## start
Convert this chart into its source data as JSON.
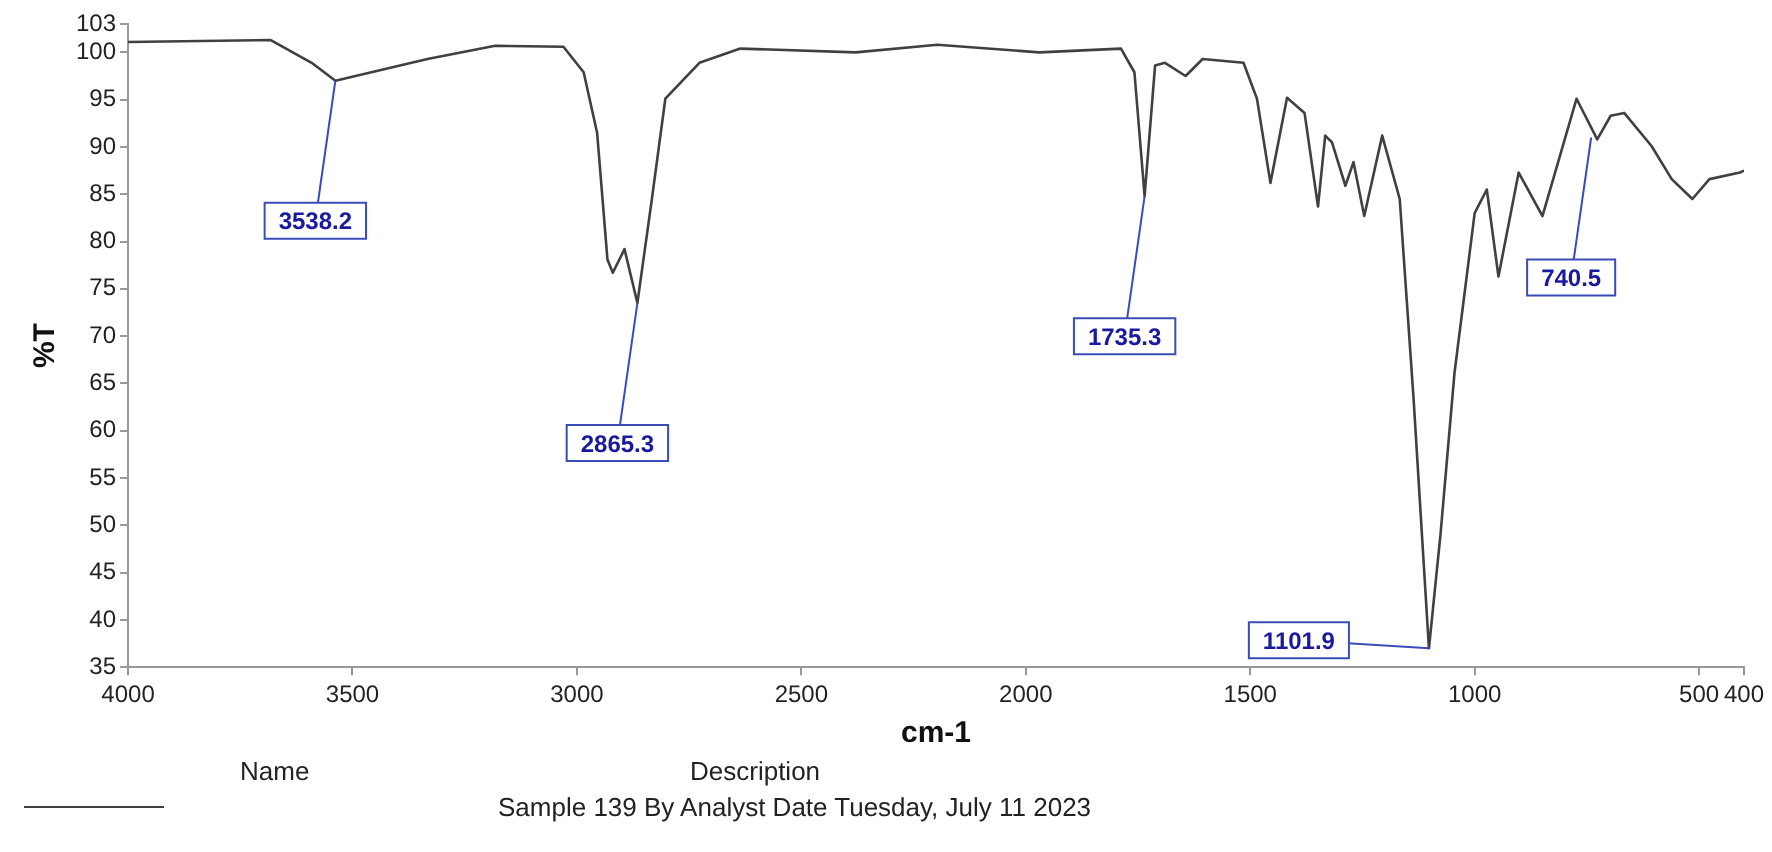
{
  "chart_data": {
    "type": "line",
    "xlabel": "cm-1",
    "ylabel": "%T",
    "x": [
      4000,
      3682,
      3591,
      3538,
      3333,
      3182,
      3030,
      2985,
      2955,
      2932,
      2920,
      2894,
      2865.3,
      2833,
      2803,
      2727,
      2636,
      2379,
      2197,
      1970,
      1788,
      1758,
      1735.3,
      1712,
      1690,
      1644,
      1606,
      1515,
      1485,
      1455,
      1418,
      1379,
      1349,
      1333,
      1318,
      1288,
      1270,
      1246,
      1206,
      1167,
      1136,
      1101.9,
      1076,
      1045,
      1000,
      973,
      947,
      902,
      849,
      773,
      727,
      697,
      667,
      606,
      561,
      515,
      477,
      409,
      400
    ],
    "series": [
      {
        "name": "Sample 139 By Analyst Date Tuesday, July 11 2023",
        "color": "#404040",
        "values": [
          101.1,
          101.3,
          98.9,
          97,
          99.3,
          100.7,
          100.6,
          97.9,
          91.5,
          78.1,
          76.7,
          79.2,
          73.5,
          84.5,
          95.1,
          98.9,
          100.4,
          100,
          100.8,
          100,
          100.4,
          97.9,
          84.8,
          98.6,
          98.9,
          97.5,
          99.3,
          98.9,
          95.1,
          86.2,
          95.2,
          93.6,
          83.7,
          91.2,
          90.5,
          85.9,
          88.4,
          82.7,
          91.2,
          84.5,
          63.3,
          37,
          49.1,
          66.1,
          83,
          85.5,
          76.3,
          87.3,
          82.7,
          95.1,
          90.8,
          93.3,
          93.6,
          90.1,
          86.6,
          84.5,
          86.6,
          87.3,
          87.5
        ]
      }
    ],
    "xlim": [
      4000,
      400
    ],
    "xticks": [
      4000,
      3500,
      3000,
      2500,
      2000,
      1500,
      1000,
      500,
      400
    ],
    "ylim": [
      35,
      103
    ],
    "yticks": [
      35,
      40,
      45,
      50,
      55,
      60,
      65,
      70,
      75,
      80,
      85,
      90,
      95,
      100,
      103
    ],
    "grid": false,
    "marker": "none",
    "legend": "bottom left",
    "annotations": [
      {
        "text": "3538.2",
        "x": 3538.2,
        "y": 97
      },
      {
        "text": "2865.3",
        "x": 2865.3,
        "y": 73.5
      },
      {
        "text": "1735.3",
        "x": 1735.3,
        "y": 84.8
      },
      {
        "text": "1101.9",
        "x": 1101.9,
        "y": 37
      },
      {
        "text": "740.5",
        "x": 740.5,
        "y": 91
      },
      "Name",
      "Description"
    ]
  }
}
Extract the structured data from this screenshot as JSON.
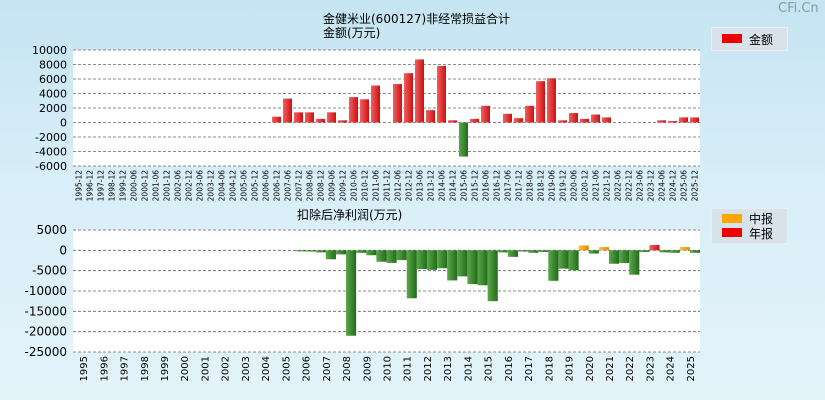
{
  "watermark": "CFi.Cn",
  "chart_data": [
    {
      "type": "bar",
      "title": "金健米业(600127)非经常损益合计",
      "ylabel": "金额(万元)",
      "ylim": [
        -6000,
        10000
      ],
      "yticks": [
        10000,
        8000,
        6000,
        4000,
        2000,
        0,
        -2000,
        -4000,
        -6000
      ],
      "legend": [
        {
          "name": "金额",
          "color": "#ee0000"
        }
      ],
      "categories": [
        "1995-12",
        "1996-12",
        "1997-12",
        "1998-12",
        "1999-12",
        "2000-06",
        "2000-12",
        "2001-06",
        "2001-12",
        "2002-06",
        "2002-12",
        "2003-06",
        "2003-12",
        "2004-06",
        "2004-12",
        "2005-06",
        "2005-12",
        "2006-06",
        "2006-12",
        "2007-06",
        "2007-12",
        "2008-06",
        "2008-12",
        "2009-06",
        "2009-12",
        "2010-06",
        "2010-12",
        "2011-06",
        "2011-12",
        "2012-06",
        "2012-12",
        "2013-06",
        "2013-12",
        "2014-06",
        "2014-12",
        "2015-06",
        "2015-12",
        "2016-06",
        "2016-12",
        "2017-06",
        "2017-12",
        "2018-06",
        "2018-12",
        "2019-06",
        "2019-12",
        "2020-06",
        "2020-12",
        "2021-06",
        "2021-12",
        "2022-06",
        "2022-12",
        "2023-06",
        "2023-12",
        "2024-06",
        "2024-12",
        "2025-06",
        "2025-12"
      ],
      "values": [
        0,
        0,
        0,
        0,
        0,
        0,
        0,
        0,
        0,
        0,
        0,
        0,
        0,
        0,
        0,
        0,
        0,
        0,
        800,
        3300,
        1400,
        1400,
        500,
        1400,
        300,
        3500,
        3200,
        5100,
        0,
        5300,
        6800,
        8700,
        1700,
        7800,
        300,
        -4700,
        500,
        2300,
        0,
        1200,
        600,
        2300,
        5700,
        6100,
        300,
        1300,
        500,
        1100,
        700,
        0,
        0,
        0,
        0,
        300,
        200,
        700,
        700
      ]
    },
    {
      "type": "bar",
      "title": "扣除后净利润(万元)",
      "ylim": [
        -25000,
        5000
      ],
      "yticks": [
        5000,
        0,
        -5000,
        -10000,
        -15000,
        -20000,
        -25000
      ],
      "legend": [
        {
          "name": "中报",
          "color": "#ffa500"
        },
        {
          "name": "年报",
          "color": "#ee0000"
        }
      ],
      "years": [
        "1995",
        "1996",
        "1997",
        "1998",
        "1999",
        "2000",
        "2001",
        "2002",
        "2003",
        "2004",
        "2005",
        "2006",
        "2007",
        "2008",
        "2009",
        "2010",
        "2011",
        "2012",
        "2013",
        "2014",
        "2015",
        "2016",
        "2017",
        "2018",
        "2019",
        "2020",
        "2021",
        "2022",
        "2023",
        "2024",
        "2025"
      ],
      "series": [
        {
          "name": "中报",
          "values": [
            null,
            null,
            null,
            null,
            null,
            null,
            null,
            null,
            null,
            null,
            null,
            -200,
            -500,
            -1000,
            -600,
            -2800,
            -2400,
            -4600,
            -4400,
            -6400,
            -8600,
            -500,
            -300,
            -400,
            -4500,
            1200,
            800,
            -3100,
            -400,
            -500,
            800
          ]
        },
        {
          "name": "年报",
          "values": [
            null,
            null,
            null,
            null,
            null,
            null,
            null,
            null,
            null,
            null,
            null,
            -300,
            -2200,
            -21000,
            -1200,
            -3100,
            -11800,
            -4800,
            -7400,
            -8300,
            -12500,
            -1600,
            -600,
            -7500,
            -4900,
            -800,
            -3300,
            -6000,
            1300,
            -600,
            -600
          ]
        }
      ]
    }
  ]
}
## end
Work to be completed. Repeat the listing in full and exactly. Do not include any images.

Output for this task.
Convert this chart into its source data as JSON.
{
  "chart_data": {
    "type": "line",
    "xlabel": "cm-1",
    "ylabel": "%T",
    "x": [
      4000,
      3682,
      3591,
      3538,
      3333,
      3182,
      3030,
      2985,
      2955,
      2932,
      2920,
      2894,
      2865.3,
      2833,
      2803,
      2727,
      2636,
      2379,
      2197,
      1970,
      1788,
      1758,
      1735.3,
      1712,
      1690,
      1644,
      1606,
      1515,
      1485,
      1455,
      1418,
      1379,
      1349,
      1333,
      1318,
      1288,
      1270,
      1246,
      1206,
      1167,
      1136,
      1101.9,
      1076,
      1045,
      1000,
      973,
      947,
      902,
      849,
      773,
      727,
      697,
      667,
      606,
      561,
      515,
      477,
      409,
      400
    ],
    "series": [
      {
        "name": "Sample 139 By Analyst Date Tuesday, July 11 2023",
        "color": "#404040",
        "values": [
          101.1,
          101.3,
          98.9,
          97,
          99.3,
          100.7,
          100.6,
          97.9,
          91.5,
          78.1,
          76.7,
          79.2,
          73.5,
          84.5,
          95.1,
          98.9,
          100.4,
          100,
          100.8,
          100,
          100.4,
          97.9,
          84.8,
          98.6,
          98.9,
          97.5,
          99.3,
          98.9,
          95.1,
          86.2,
          95.2,
          93.6,
          83.7,
          91.2,
          90.5,
          85.9,
          88.4,
          82.7,
          91.2,
          84.5,
          63.3,
          37,
          49.1,
          66.1,
          83,
          85.5,
          76.3,
          87.3,
          82.7,
          95.1,
          90.8,
          93.3,
          93.6,
          90.1,
          86.6,
          84.5,
          86.6,
          87.3,
          87.5
        ]
      }
    ],
    "xlim": [
      4000,
      400
    ],
    "xticks": [
      4000,
      3500,
      3000,
      2500,
      2000,
      1500,
      1000,
      500,
      400
    ],
    "ylim": [
      35,
      103
    ],
    "yticks": [
      35,
      40,
      45,
      50,
      55,
      60,
      65,
      70,
      75,
      80,
      85,
      90,
      95,
      100,
      103
    ],
    "grid": false,
    "marker": "none",
    "legend": "bottom left",
    "annotations": [
      {
        "text": "3538.2",
        "x": 3538.2,
        "y": 97
      },
      {
        "text": "2865.3",
        "x": 2865.3,
        "y": 73.5
      },
      {
        "text": "1735.3",
        "x": 1735.3,
        "y": 84.8
      },
      {
        "text": "1101.9",
        "x": 1101.9,
        "y": 37
      },
      {
        "text": "740.5",
        "x": 740.5,
        "y": 91
      },
      "Name",
      "Description"
    ]
  }
}
Extract the structured data from this screenshot as JSON.
{
  "watermark": "CFi.Cn",
  "chart_data": [
    {
      "type": "bar",
      "title": "金健米业(600127)非经常损益合计",
      "ylabel": "金额(万元)",
      "ylim": [
        -6000,
        10000
      ],
      "yticks": [
        10000,
        8000,
        6000,
        4000,
        2000,
        0,
        -2000,
        -4000,
        -6000
      ],
      "legend": [
        {
          "name": "金额",
          "color": "#ee0000"
        }
      ],
      "categories": [
        "1995-12",
        "1996-12",
        "1997-12",
        "1998-12",
        "1999-12",
        "2000-06",
        "2000-12",
        "2001-06",
        "2001-12",
        "2002-06",
        "2002-12",
        "2003-06",
        "2003-12",
        "2004-06",
        "2004-12",
        "2005-06",
        "2005-12",
        "2006-06",
        "2006-12",
        "2007-06",
        "2007-12",
        "2008-06",
        "2008-12",
        "2009-06",
        "2009-12",
        "2010-06",
        "2010-12",
        "2011-06",
        "2011-12",
        "2012-06",
        "2012-12",
        "2013-06",
        "2013-12",
        "2014-06",
        "2014-12",
        "2015-06",
        "2015-12",
        "2016-06",
        "2016-12",
        "2017-06",
        "2017-12",
        "2018-06",
        "2018-12",
        "2019-06",
        "2019-12",
        "2020-06",
        "2020-12",
        "2021-06",
        "2021-12",
        "2022-06",
        "2022-12",
        "2023-06",
        "2023-12",
        "2024-06",
        "2024-12",
        "2025-06",
        "2025-12"
      ],
      "values": [
        0,
        0,
        0,
        0,
        0,
        0,
        0,
        0,
        0,
        0,
        0,
        0,
        0,
        0,
        0,
        0,
        0,
        0,
        800,
        3300,
        1400,
        1400,
        500,
        1400,
        300,
        3500,
        3200,
        5100,
        0,
        5300,
        6800,
        8700,
        1700,
        7800,
        300,
        -4700,
        500,
        2300,
        0,
        1200,
        600,
        2300,
        5700,
        6100,
        300,
        1300,
        500,
        1100,
        700,
        0,
        0,
        0,
        0,
        300,
        200,
        700,
        700
      ]
    },
    {
      "type": "bar",
      "title": "扣除后净利润(万元)",
      "ylim": [
        -25000,
        5000
      ],
      "yticks": [
        5000,
        0,
        -5000,
        -10000,
        -15000,
        -20000,
        -25000
      ],
      "legend": [
        {
          "name": "中报",
          "color": "#ffa500"
        },
        {
          "name": "年报",
          "color": "#ee0000"
        }
      ],
      "years": [
        "1995",
        "1996",
        "1997",
        "1998",
        "1999",
        "2000",
        "2001",
        "2002",
        "2003",
        "2004",
        "2005",
        "2006",
        "2007",
        "2008",
        "2009",
        "2010",
        "2011",
        "2012",
        "2013",
        "2014",
        "2015",
        "2016",
        "2017",
        "2018",
        "2019",
        "2020",
        "2021",
        "2022",
        "2023",
        "2024",
        "2025"
      ],
      "series": [
        {
          "name": "中报",
          "values": [
            null,
            null,
            null,
            null,
            null,
            null,
            null,
            null,
            null,
            null,
            null,
            -200,
            -500,
            -1000,
            -600,
            -2800,
            -2400,
            -4600,
            -4400,
            -6400,
            -8600,
            -500,
            -300,
            -400,
            -4500,
            1200,
            800,
            -3100,
            -400,
            -500,
            800
          ]
        },
        {
          "name": "年报",
          "values": [
            null,
            null,
            null,
            null,
            null,
            null,
            null,
            null,
            null,
            null,
            null,
            -300,
            -2200,
            -21000,
            -1200,
            -3100,
            -11800,
            -4800,
            -7400,
            -8300,
            -12500,
            -1600,
            -600,
            -7500,
            -4900,
            -800,
            -3300,
            -6000,
            1300,
            -600,
            -600
          ]
        }
      ]
    }
  ]
}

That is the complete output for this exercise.